### [WHAT YOU HAVE TO DO]
Reproduce the entries in full, with no changes.

### [INFORMATION SUPPLIED]
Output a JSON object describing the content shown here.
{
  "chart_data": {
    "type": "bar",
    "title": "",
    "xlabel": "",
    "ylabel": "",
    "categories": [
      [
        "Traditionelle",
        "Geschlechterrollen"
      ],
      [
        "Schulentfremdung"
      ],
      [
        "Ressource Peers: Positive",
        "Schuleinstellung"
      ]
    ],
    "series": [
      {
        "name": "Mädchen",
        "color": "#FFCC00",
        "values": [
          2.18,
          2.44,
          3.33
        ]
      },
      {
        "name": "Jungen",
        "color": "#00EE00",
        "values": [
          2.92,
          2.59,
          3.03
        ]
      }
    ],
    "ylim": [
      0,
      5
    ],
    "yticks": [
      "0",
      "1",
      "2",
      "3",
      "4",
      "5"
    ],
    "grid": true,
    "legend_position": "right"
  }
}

### [TASK OUTPUT]
Output a JSON object describing the content shown here.
{
  "chart_data": {
    "type": "bar",
    "title": "",
    "xlabel": "",
    "ylabel": "",
    "categories": [
      [
        "Traditionelle",
        "Geschlechterrollen"
      ],
      [
        "Schulentfremdung"
      ],
      [
        "Ressource Peers: Positive",
        "Schuleinstellung"
      ]
    ],
    "series": [
      {
        "name": "Mädchen",
        "color": "#FFCC00",
        "values": [
          2.18,
          2.44,
          3.33
        ]
      },
      {
        "name": "Jungen",
        "color": "#00EE00",
        "values": [
          2.92,
          2.59,
          3.03
        ]
      }
    ],
    "ylim": [
      0,
      5
    ],
    "yticks": [
      "0",
      "1",
      "2",
      "3",
      "4",
      "5"
    ],
    "grid": true,
    "legend_position": "right"
  }
}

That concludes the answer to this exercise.